What is expected: Tally up the lines below that include the word "ylabel". Answer with the number alone.

Data for this exercise:
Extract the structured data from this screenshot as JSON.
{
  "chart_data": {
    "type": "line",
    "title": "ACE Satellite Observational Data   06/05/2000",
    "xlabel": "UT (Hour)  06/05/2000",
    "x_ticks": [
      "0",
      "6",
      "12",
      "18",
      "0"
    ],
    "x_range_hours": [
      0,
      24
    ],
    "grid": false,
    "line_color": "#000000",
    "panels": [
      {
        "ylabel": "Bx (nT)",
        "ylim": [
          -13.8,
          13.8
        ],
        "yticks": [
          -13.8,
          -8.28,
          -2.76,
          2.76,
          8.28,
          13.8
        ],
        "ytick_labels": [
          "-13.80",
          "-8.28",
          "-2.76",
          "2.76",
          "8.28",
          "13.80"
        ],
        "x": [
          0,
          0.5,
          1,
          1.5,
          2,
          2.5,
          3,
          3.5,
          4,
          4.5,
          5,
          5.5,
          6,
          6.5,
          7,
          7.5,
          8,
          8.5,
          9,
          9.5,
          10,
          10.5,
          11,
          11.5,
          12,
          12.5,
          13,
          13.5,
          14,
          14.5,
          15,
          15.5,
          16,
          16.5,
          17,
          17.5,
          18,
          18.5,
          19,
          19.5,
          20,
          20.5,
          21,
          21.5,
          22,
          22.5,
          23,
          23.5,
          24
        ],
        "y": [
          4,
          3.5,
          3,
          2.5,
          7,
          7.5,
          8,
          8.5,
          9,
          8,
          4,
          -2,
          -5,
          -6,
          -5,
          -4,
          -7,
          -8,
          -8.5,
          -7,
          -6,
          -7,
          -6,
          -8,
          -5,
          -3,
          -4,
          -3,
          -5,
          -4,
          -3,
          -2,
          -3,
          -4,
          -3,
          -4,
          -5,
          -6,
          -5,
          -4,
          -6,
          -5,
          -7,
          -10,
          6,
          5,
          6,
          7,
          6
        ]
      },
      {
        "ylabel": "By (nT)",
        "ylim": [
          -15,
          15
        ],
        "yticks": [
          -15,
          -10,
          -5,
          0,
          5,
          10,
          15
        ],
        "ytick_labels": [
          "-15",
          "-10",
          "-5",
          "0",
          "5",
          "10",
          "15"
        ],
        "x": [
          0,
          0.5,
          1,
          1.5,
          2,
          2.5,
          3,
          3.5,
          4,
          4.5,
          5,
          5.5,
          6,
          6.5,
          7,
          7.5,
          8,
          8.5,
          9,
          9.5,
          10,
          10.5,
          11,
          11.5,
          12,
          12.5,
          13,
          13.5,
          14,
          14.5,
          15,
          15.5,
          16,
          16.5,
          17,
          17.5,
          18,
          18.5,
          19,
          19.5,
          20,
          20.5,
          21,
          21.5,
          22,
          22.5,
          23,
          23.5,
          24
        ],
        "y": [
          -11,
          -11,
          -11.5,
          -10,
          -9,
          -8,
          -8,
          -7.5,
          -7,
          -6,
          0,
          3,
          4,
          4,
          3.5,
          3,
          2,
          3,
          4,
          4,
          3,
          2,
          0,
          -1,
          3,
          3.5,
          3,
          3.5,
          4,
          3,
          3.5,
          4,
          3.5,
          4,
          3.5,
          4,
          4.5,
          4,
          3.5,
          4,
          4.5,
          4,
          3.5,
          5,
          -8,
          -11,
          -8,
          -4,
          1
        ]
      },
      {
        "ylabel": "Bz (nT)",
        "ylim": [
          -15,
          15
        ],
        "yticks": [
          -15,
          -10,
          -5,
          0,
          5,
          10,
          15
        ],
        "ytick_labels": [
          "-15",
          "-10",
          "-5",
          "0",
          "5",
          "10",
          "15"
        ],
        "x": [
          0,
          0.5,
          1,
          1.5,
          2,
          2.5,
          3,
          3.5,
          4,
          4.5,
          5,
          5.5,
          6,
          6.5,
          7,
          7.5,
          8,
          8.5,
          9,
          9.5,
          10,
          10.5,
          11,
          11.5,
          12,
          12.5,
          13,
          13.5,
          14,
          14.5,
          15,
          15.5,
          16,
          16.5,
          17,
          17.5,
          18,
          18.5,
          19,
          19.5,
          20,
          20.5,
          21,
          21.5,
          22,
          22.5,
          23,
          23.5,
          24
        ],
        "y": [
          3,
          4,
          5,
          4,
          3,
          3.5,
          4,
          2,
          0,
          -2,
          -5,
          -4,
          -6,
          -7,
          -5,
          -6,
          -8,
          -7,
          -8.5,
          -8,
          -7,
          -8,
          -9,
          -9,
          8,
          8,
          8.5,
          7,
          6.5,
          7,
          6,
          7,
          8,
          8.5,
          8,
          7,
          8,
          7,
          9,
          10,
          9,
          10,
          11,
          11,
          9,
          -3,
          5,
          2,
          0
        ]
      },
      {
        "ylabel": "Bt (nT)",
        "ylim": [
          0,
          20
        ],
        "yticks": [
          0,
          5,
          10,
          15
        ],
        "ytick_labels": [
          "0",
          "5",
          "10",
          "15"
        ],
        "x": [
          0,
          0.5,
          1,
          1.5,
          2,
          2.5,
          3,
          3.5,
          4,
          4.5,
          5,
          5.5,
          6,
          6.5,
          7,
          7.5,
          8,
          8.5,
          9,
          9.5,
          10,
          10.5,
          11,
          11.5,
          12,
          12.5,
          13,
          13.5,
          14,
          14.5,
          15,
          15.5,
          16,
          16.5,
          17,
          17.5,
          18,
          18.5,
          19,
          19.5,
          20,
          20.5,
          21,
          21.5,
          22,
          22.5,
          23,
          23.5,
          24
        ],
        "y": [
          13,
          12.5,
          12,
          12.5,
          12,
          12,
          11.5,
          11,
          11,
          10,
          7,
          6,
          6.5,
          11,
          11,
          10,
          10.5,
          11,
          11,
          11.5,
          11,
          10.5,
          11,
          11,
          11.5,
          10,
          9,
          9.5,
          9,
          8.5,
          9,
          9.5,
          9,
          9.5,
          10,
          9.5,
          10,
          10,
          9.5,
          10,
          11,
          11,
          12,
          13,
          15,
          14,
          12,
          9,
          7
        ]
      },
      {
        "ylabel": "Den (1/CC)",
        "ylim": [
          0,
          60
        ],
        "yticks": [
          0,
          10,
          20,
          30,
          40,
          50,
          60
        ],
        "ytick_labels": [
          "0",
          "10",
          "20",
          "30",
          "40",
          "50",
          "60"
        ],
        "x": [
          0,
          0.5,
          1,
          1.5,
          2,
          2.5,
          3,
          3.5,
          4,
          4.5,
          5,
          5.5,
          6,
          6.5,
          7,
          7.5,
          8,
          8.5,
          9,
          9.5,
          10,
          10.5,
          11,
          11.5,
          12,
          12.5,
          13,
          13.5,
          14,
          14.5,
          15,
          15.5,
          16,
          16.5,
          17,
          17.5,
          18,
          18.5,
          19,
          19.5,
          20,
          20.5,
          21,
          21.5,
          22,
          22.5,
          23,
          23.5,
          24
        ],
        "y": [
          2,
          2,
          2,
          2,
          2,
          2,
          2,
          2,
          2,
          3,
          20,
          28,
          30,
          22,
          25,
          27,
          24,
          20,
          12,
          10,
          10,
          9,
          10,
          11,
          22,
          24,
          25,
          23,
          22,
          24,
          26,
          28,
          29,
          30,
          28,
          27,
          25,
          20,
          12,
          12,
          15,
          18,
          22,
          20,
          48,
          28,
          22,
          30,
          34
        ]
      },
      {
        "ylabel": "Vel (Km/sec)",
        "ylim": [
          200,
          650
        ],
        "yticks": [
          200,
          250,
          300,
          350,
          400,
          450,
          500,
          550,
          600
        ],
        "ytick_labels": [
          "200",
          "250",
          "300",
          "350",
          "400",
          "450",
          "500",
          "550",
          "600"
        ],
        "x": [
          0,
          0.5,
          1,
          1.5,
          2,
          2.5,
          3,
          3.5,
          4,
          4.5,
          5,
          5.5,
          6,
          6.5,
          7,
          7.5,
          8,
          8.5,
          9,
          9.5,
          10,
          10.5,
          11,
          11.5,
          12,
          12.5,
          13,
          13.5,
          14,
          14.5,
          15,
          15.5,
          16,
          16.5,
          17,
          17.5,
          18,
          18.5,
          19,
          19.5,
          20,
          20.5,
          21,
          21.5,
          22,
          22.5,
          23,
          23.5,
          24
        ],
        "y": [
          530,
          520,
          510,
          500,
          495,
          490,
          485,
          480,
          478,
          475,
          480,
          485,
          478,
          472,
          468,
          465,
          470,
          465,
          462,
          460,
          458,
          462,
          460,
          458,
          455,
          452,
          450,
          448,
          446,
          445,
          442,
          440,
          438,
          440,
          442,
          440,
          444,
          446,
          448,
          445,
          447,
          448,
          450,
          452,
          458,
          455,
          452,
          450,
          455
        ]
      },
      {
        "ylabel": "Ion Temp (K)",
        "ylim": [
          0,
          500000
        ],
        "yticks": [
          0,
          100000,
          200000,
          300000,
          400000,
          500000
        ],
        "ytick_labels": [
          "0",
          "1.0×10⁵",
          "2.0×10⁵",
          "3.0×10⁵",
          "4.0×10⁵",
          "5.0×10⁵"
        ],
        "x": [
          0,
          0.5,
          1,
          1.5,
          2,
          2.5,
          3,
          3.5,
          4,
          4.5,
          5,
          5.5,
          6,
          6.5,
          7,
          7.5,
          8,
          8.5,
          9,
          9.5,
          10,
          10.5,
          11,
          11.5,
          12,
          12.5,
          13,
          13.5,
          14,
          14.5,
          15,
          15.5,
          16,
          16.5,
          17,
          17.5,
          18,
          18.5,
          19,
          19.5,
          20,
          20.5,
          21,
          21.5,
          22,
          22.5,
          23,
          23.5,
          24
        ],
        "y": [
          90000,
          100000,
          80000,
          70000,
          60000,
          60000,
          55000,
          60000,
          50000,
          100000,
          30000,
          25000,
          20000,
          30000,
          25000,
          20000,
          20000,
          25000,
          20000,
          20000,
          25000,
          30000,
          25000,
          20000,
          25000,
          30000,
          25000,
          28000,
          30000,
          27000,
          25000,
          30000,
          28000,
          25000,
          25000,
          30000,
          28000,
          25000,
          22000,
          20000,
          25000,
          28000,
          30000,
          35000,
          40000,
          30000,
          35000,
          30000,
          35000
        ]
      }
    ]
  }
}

Exercise output: 7